[Written request]
Restate each line word for word. Leave out every picture.

[Input rows]
--------------------

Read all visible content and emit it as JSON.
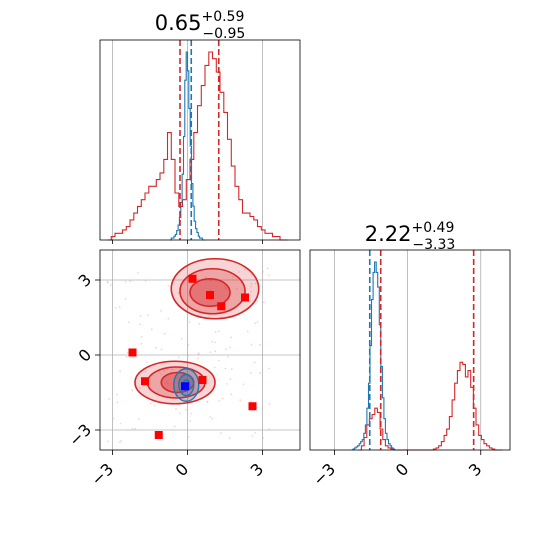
{
  "colors": {
    "blue": "#1f77b4",
    "red": "#d62728",
    "marker_red": "#ff0000",
    "marker_blue": "#0000ff",
    "grid": "#b0b0b0"
  },
  "chart_data": {
    "type": "corner",
    "parameters": 2,
    "grid": true,
    "ticks": [
      -3,
      0,
      3
    ],
    "tick_labels": [
      "−3",
      "0",
      "3"
    ],
    "param1": {
      "title_value": "0.65",
      "title_plus": "+0.59",
      "title_minus": "−0.95",
      "xlim": [
        -3.5,
        4.5
      ],
      "blue_lines": [
        0.15
      ],
      "red_lines": [
        -0.3,
        1.25
      ],
      "blue_hist": {
        "range": [
          -0.7,
          0.7
        ],
        "bins": 26,
        "values": [
          0,
          0.01,
          0.01,
          0.02,
          0.03,
          0.05,
          0.08,
          0.12,
          0.2,
          0.35,
          0.55,
          0.85,
          1.0,
          0.9,
          0.7,
          0.5,
          0.3,
          0.18,
          0.1,
          0.06,
          0.04,
          0.02,
          0.01,
          0.01,
          0,
          0
        ]
      },
      "red_hist": {
        "range": [
          -3.2,
          4.0
        ],
        "bins": 48,
        "values": [
          0,
          0.005,
          0.01,
          0.01,
          0.015,
          0.02,
          0.03,
          0.04,
          0.05,
          0.06,
          0.07,
          0.08,
          0.08,
          0.09,
          0.1,
          0.12,
          0.16,
          0.12,
          0.07,
          0.05,
          0.06,
          0.09,
          0.12,
          0.16,
          0.2,
          0.23,
          0.26,
          0.28,
          0.27,
          0.25,
          0.22,
          0.19,
          0.15,
          0.11,
          0.08,
          0.06,
          0.04,
          0.04,
          0.035,
          0.03,
          0.02,
          0.015,
          0.01,
          0.01,
          0.005,
          0.005,
          0,
          0
        ]
      }
    },
    "param2": {
      "title_value": "2.22",
      "title_plus": "+0.49",
      "title_minus": "−3.33",
      "xlim": [
        -4,
        4.2
      ],
      "blue_lines": [
        -1.55
      ],
      "red_lines": [
        -1.1,
        2.71
      ],
      "blue_hist": {
        "range": [
          -2.3,
          -0.4
        ],
        "bins": 30,
        "values": [
          0,
          0.005,
          0.01,
          0.015,
          0.02,
          0.03,
          0.04,
          0.05,
          0.08,
          0.12,
          0.2,
          0.32,
          0.5,
          0.72,
          0.85,
          0.9,
          0.85,
          0.78,
          0.6,
          0.4,
          0.25,
          0.15,
          0.08,
          0.05,
          0.03,
          0.02,
          0.01,
          0.005,
          0,
          0
        ]
      },
      "red_hist": {
        "range": [
          -2.0,
          3.9
        ],
        "bins": 54,
        "values": [
          0,
          0.02,
          0.06,
          0.12,
          0.15,
          0.17,
          0.2,
          0.18,
          0.1,
          0.05,
          0.02,
          0.01,
          0.005,
          0,
          0,
          0,
          0,
          0,
          0,
          0,
          0,
          0,
          0,
          0,
          0,
          0,
          0,
          0,
          0.005,
          0.01,
          0.02,
          0.04,
          0.07,
          0.1,
          0.16,
          0.24,
          0.32,
          0.38,
          0.42,
          0.41,
          0.35,
          0.38,
          0.3,
          0.2,
          0.12,
          0.07,
          0.05,
          0.03,
          0.02,
          0.01,
          0.005,
          0,
          0,
          0
        ]
      }
    },
    "joint": {
      "xlim": [
        -3.5,
        4.5
      ],
      "ylim": [
        -3.8,
        4.2
      ],
      "red_contours": [
        {
          "cx": 1.1,
          "cy": 2.65,
          "rx": 1.75,
          "ry": 1.2,
          "level": 0.35
        },
        {
          "cx": 1.0,
          "cy": 2.55,
          "rx": 1.3,
          "ry": 0.9,
          "level": 0.5
        },
        {
          "cx": 0.9,
          "cy": 2.5,
          "rx": 0.8,
          "ry": 0.55,
          "level": 0.7
        },
        {
          "cx": -0.5,
          "cy": -1.1,
          "rx": 1.6,
          "ry": 0.85,
          "level": 0.35
        },
        {
          "cx": -0.45,
          "cy": -1.1,
          "rx": 1.15,
          "ry": 0.62,
          "level": 0.5
        },
        {
          "cx": -0.4,
          "cy": -1.1,
          "rx": 0.65,
          "ry": 0.4,
          "level": 0.7
        }
      ],
      "blue_contours": [
        {
          "cx": -0.05,
          "cy": -1.2,
          "rx": 0.5,
          "ry": 0.65
        },
        {
          "cx": -0.05,
          "cy": -1.2,
          "rx": 0.3,
          "ry": 0.42
        },
        {
          "cx": -0.05,
          "cy": -1.2,
          "rx": 0.14,
          "ry": 0.2
        }
      ],
      "red_markers": [
        {
          "x": 0.2,
          "y": 3.05
        },
        {
          "x": 0.9,
          "y": 2.4
        },
        {
          "x": 1.35,
          "y": 1.95
        },
        {
          "x": 2.3,
          "y": 2.3
        },
        {
          "x": -2.2,
          "y": 0.1
        },
        {
          "x": -1.7,
          "y": -1.05
        },
        {
          "x": 0.6,
          "y": -1.0
        },
        {
          "x": 2.6,
          "y": -2.05
        },
        {
          "x": -1.15,
          "y": -3.2
        }
      ],
      "blue_markers": [
        {
          "x": -0.1,
          "y": -1.25
        }
      ]
    }
  }
}
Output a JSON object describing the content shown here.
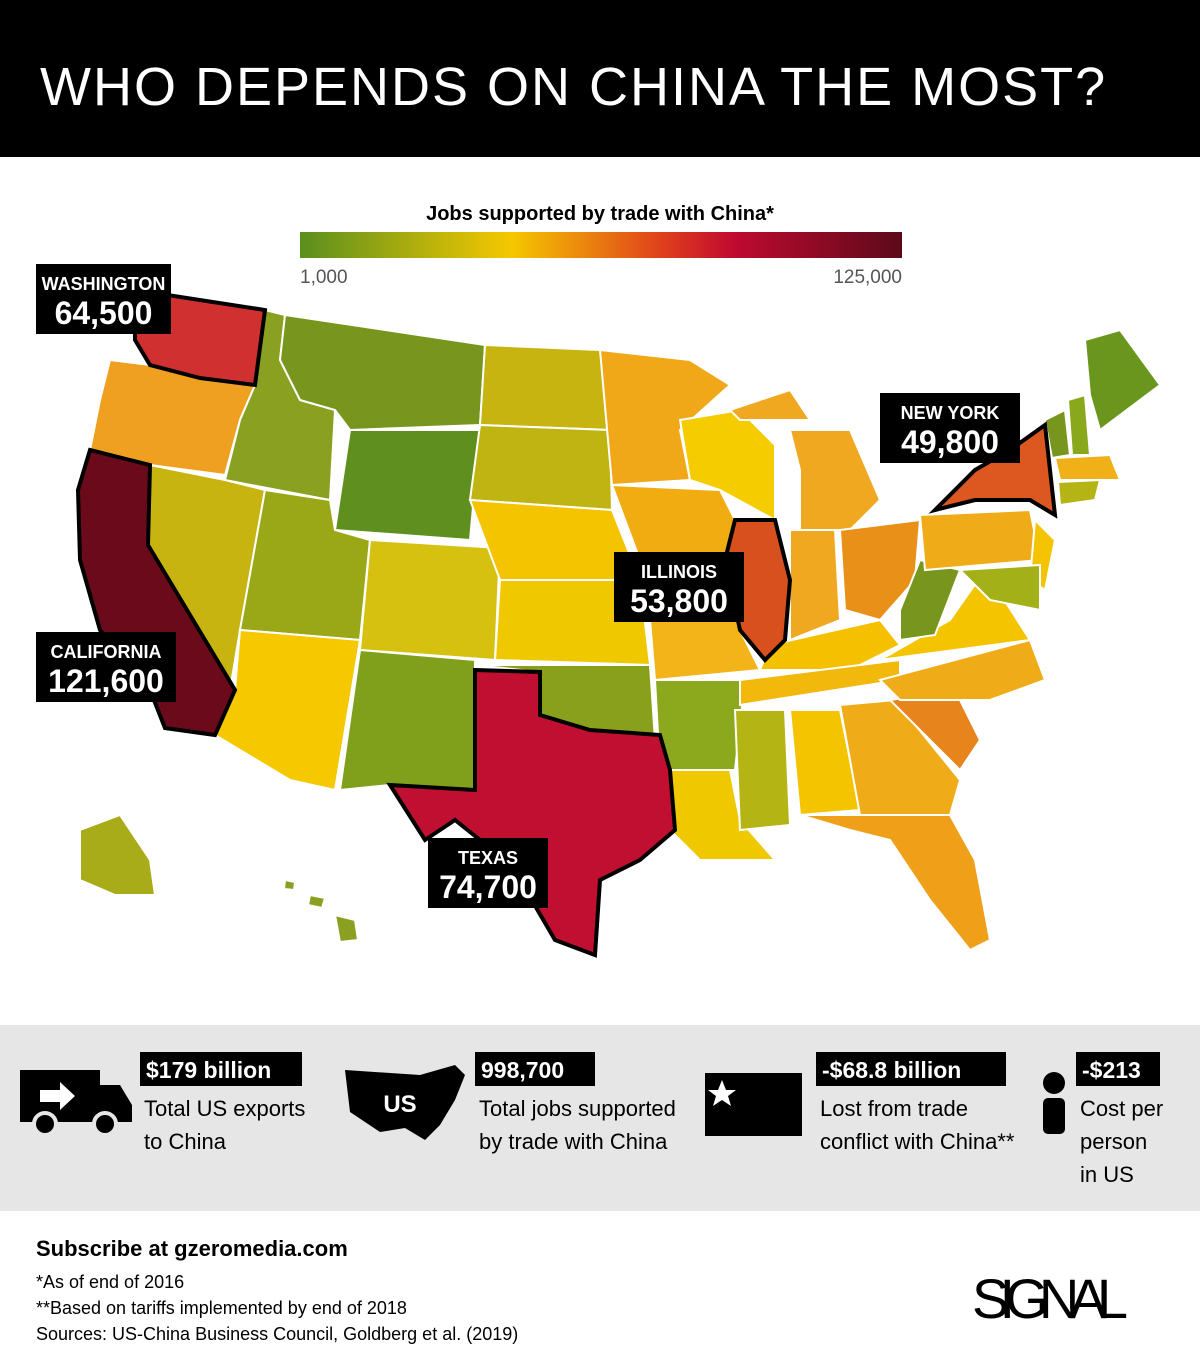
{
  "header": {
    "title": "WHO DEPENDS ON CHINA THE MOST?"
  },
  "legend": {
    "title": "Jobs supported by trade with China*",
    "min_label": "1,000",
    "max_label": "125,000"
  },
  "callouts": [
    {
      "state": "WASHINGTON",
      "value": "64,500"
    },
    {
      "state": "CALIFORNIA",
      "value": "121,600"
    },
    {
      "state": "TEXAS",
      "value": "74,700"
    },
    {
      "state": "ILLINOIS",
      "value": "53,800"
    },
    {
      "state": "NEW YORK",
      "value": "49,800"
    }
  ],
  "stats": [
    {
      "value": "$179 billion",
      "label_lines": [
        "Total US exports",
        "to China"
      ]
    },
    {
      "icon_text": "US",
      "value": "998,700",
      "label_lines": [
        "Total jobs supported",
        "by trade with China"
      ]
    },
    {
      "value": "-$68.8 billion",
      "label_lines": [
        "Lost from trade",
        "conflict with China**"
      ]
    },
    {
      "value": "-$213",
      "label_lines": [
        "Cost per",
        "person",
        "in US"
      ]
    }
  ],
  "footer": {
    "subscribe": "Subscribe at gzeromedia.com",
    "notes": [
      "*As of end of 2016",
      "**Based on tariffs implemented by end of 2018",
      "Sources: US-China Business Council, Goldberg et al. (2019)"
    ],
    "brand": "SIGNAL"
  }
}
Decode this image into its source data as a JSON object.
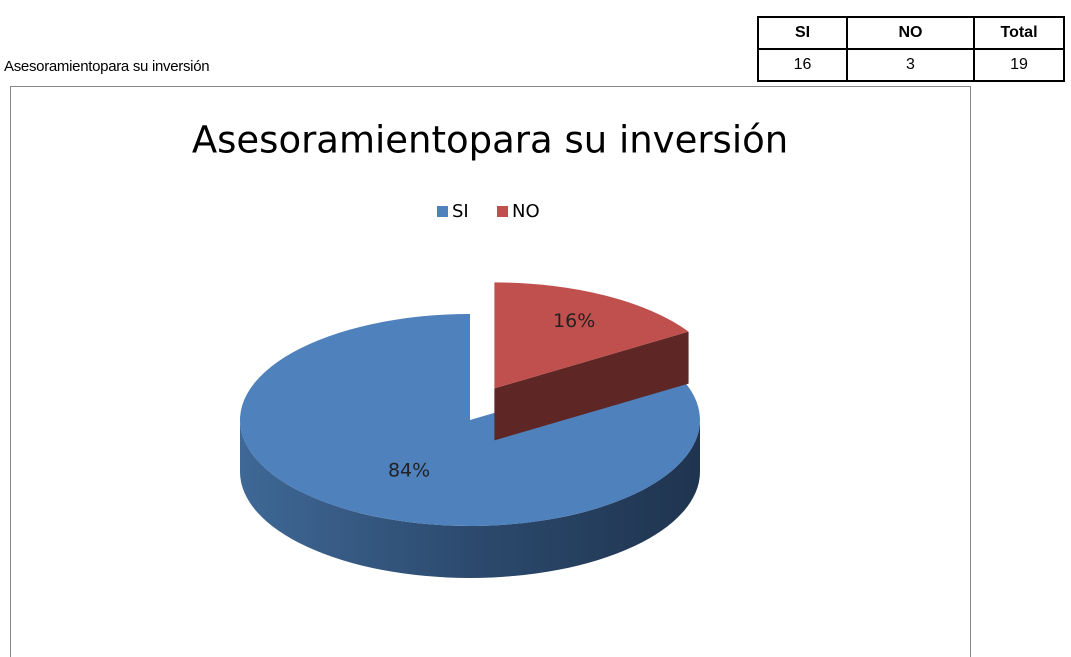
{
  "row_label": "Asesoramientopara su inversión",
  "table": {
    "header": [
      "SI",
      "NO",
      "Total"
    ],
    "rows": [
      [
        "16",
        "3",
        "19"
      ]
    ]
  },
  "chart_data": {
    "type": "pie",
    "title": "Asesoramientopara su inversión",
    "categories": [
      "SI",
      "NO"
    ],
    "values": [
      84,
      16
    ],
    "value_labels": [
      "84%",
      "16%"
    ],
    "colors": [
      "#4f81bd",
      "#c0504d"
    ],
    "legend": "top",
    "exploded": [
      false,
      true
    ]
  }
}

--------------------

[Answer in full]
Read all visible content and emit it as JSON.
{
  "colors": {
    "blue": "#1f77b4",
    "red": "#d62728",
    "marker_red": "#ff0000",
    "marker_blue": "#0000ff",
    "grid": "#b0b0b0"
  },
  "chart_data": {
    "type": "corner",
    "parameters": 2,
    "grid": true,
    "ticks": [
      -3,
      0,
      3
    ],
    "tick_labels": [
      "−3",
      "0",
      "3"
    ],
    "param1": {
      "title_value": "0.65",
      "title_plus": "+0.59",
      "title_minus": "−0.95",
      "xlim": [
        -3.5,
        4.5
      ],
      "blue_lines": [
        0.15
      ],
      "red_lines": [
        -0.3,
        1.25
      ],
      "blue_hist": {
        "range": [
          -0.7,
          0.7
        ],
        "bins": 26,
        "values": [
          0,
          0.01,
          0.01,
          0.02,
          0.03,
          0.05,
          0.08,
          0.12,
          0.2,
          0.35,
          0.55,
          0.85,
          1.0,
          0.9,
          0.7,
          0.5,
          0.3,
          0.18,
          0.1,
          0.06,
          0.04,
          0.02,
          0.01,
          0.01,
          0,
          0
        ]
      },
      "red_hist": {
        "range": [
          -3.2,
          4.0
        ],
        "bins": 48,
        "values": [
          0,
          0.005,
          0.01,
          0.01,
          0.015,
          0.02,
          0.03,
          0.04,
          0.05,
          0.06,
          0.07,
          0.08,
          0.08,
          0.09,
          0.1,
          0.12,
          0.16,
          0.12,
          0.07,
          0.05,
          0.06,
          0.09,
          0.12,
          0.16,
          0.2,
          0.23,
          0.26,
          0.28,
          0.27,
          0.25,
          0.22,
          0.19,
          0.15,
          0.11,
          0.08,
          0.06,
          0.04,
          0.04,
          0.035,
          0.03,
          0.02,
          0.015,
          0.01,
          0.01,
          0.005,
          0.005,
          0,
          0
        ]
      }
    },
    "param2": {
      "title_value": "2.22",
      "title_plus": "+0.49",
      "title_minus": "−3.33",
      "xlim": [
        -4,
        4.2
      ],
      "blue_lines": [
        -1.55
      ],
      "red_lines": [
        -1.1,
        2.71
      ],
      "blue_hist": {
        "range": [
          -2.3,
          -0.4
        ],
        "bins": 30,
        "values": [
          0,
          0.005,
          0.01,
          0.015,
          0.02,
          0.03,
          0.04,
          0.05,
          0.08,
          0.12,
          0.2,
          0.32,
          0.5,
          0.72,
          0.85,
          0.9,
          0.85,
          0.78,
          0.6,
          0.4,
          0.25,
          0.15,
          0.08,
          0.05,
          0.03,
          0.02,
          0.01,
          0.005,
          0,
          0
        ]
      },
      "red_hist": {
        "range": [
          -2.0,
          3.9
        ],
        "bins": 54,
        "values": [
          0,
          0.02,
          0.06,
          0.12,
          0.15,
          0.17,
          0.2,
          0.18,
          0.1,
          0.05,
          0.02,
          0.01,
          0.005,
          0,
          0,
          0,
          0,
          0,
          0,
          0,
          0,
          0,
          0,
          0,
          0,
          0,
          0,
          0,
          0.005,
          0.01,
          0.02,
          0.04,
          0.07,
          0.1,
          0.16,
          0.24,
          0.32,
          0.38,
          0.42,
          0.41,
          0.35,
          0.38,
          0.3,
          0.2,
          0.12,
          0.07,
          0.05,
          0.03,
          0.02,
          0.01,
          0.005,
          0,
          0,
          0
        ]
      }
    },
    "joint": {
      "xlim": [
        -3.5,
        4.5
      ],
      "ylim": [
        -3.8,
        4.2
      ],
      "red_contours": [
        {
          "cx": 1.1,
          "cy": 2.65,
          "rx": 1.75,
          "ry": 1.2,
          "level": 0.35
        },
        {
          "cx": 1.0,
          "cy": 2.55,
          "rx": 1.3,
          "ry": 0.9,
          "level": 0.5
        },
        {
          "cx": 0.9,
          "cy": 2.5,
          "rx": 0.8,
          "ry": 0.55,
          "level": 0.7
        },
        {
          "cx": -0.5,
          "cy": -1.1,
          "rx": 1.6,
          "ry": 0.85,
          "level": 0.35
        },
        {
          "cx": -0.45,
          "cy": -1.1,
          "rx": 1.15,
          "ry": 0.62,
          "level": 0.5
        },
        {
          "cx": -0.4,
          "cy": -1.1,
          "rx": 0.65,
          "ry": 0.4,
          "level": 0.7
        }
      ],
      "blue_contours": [
        {
          "cx": -0.05,
          "cy": -1.2,
          "rx": 0.5,
          "ry": 0.65
        },
        {
          "cx": -0.05,
          "cy": -1.2,
          "rx": 0.3,
          "ry": 0.42
        },
        {
          "cx": -0.05,
          "cy": -1.2,
          "rx": 0.14,
          "ry": 0.2
        }
      ],
      "red_markers": [
        {
          "x": 0.2,
          "y": 3.05
        },
        {
          "x": 0.9,
          "y": 2.4
        },
        {
          "x": 1.35,
          "y": 1.95
        },
        {
          "x": 2.3,
          "y": 2.3
        },
        {
          "x": -2.2,
          "y": 0.1
        },
        {
          "x": -1.7,
          "y": -1.05
        },
        {
          "x": 0.6,
          "y": -1.0
        },
        {
          "x": 2.6,
          "y": -2.05
        },
        {
          "x": -1.15,
          "y": -3.2
        }
      ],
      "blue_markers": [
        {
          "x": -0.1,
          "y": -1.25
        }
      ]
    }
  }
}
Output a JSON object describing the content shown here.
{
  "header": {
    "title": "WHO DEPENDS ON CHINA THE MOST?"
  },
  "legend": {
    "title": "Jobs supported by trade with China*",
    "min_label": "1,000",
    "max_label": "125,000"
  },
  "callouts": [
    {
      "state": "WASHINGTON",
      "value": "64,500"
    },
    {
      "state": "CALIFORNIA",
      "value": "121,600"
    },
    {
      "state": "TEXAS",
      "value": "74,700"
    },
    {
      "state": "ILLINOIS",
      "value": "53,800"
    },
    {
      "state": "NEW YORK",
      "value": "49,800"
    }
  ],
  "stats": [
    {
      "value": "$179 billion",
      "label_lines": [
        "Total US exports",
        "to China"
      ]
    },
    {
      "icon_text": "US",
      "value": "998,700",
      "label_lines": [
        "Total jobs supported",
        "by trade with China"
      ]
    },
    {
      "value": "-$68.8 billion",
      "label_lines": [
        "Lost from trade",
        "conflict with China**"
      ]
    },
    {
      "value": "-$213",
      "label_lines": [
        "Cost per",
        "person",
        "in US"
      ]
    }
  ],
  "footer": {
    "subscribe": "Subscribe at gzeromedia.com",
    "notes": [
      "*As of end of 2016",
      "**Based on tariffs implemented by end of 2018",
      "Sources: US-China Business Council, Goldberg et al. (2019)"
    ],
    "brand": "SIGNAL"
  }
}
Decode this image into its source data as a JSON object.
{
  "row_label": "Asesoramientopara su inversión",
  "table": {
    "header": [
      "SI",
      "NO",
      "Total"
    ],
    "rows": [
      [
        "16",
        "3",
        "19"
      ]
    ]
  },
  "chart_data": {
    "type": "pie",
    "title": "Asesoramientopara su inversión",
    "categories": [
      "SI",
      "NO"
    ],
    "values": [
      84,
      16
    ],
    "value_labels": [
      "84%",
      "16%"
    ],
    "colors": [
      "#4f81bd",
      "#c0504d"
    ],
    "legend": "top",
    "exploded": [
      false,
      true
    ]
  }
}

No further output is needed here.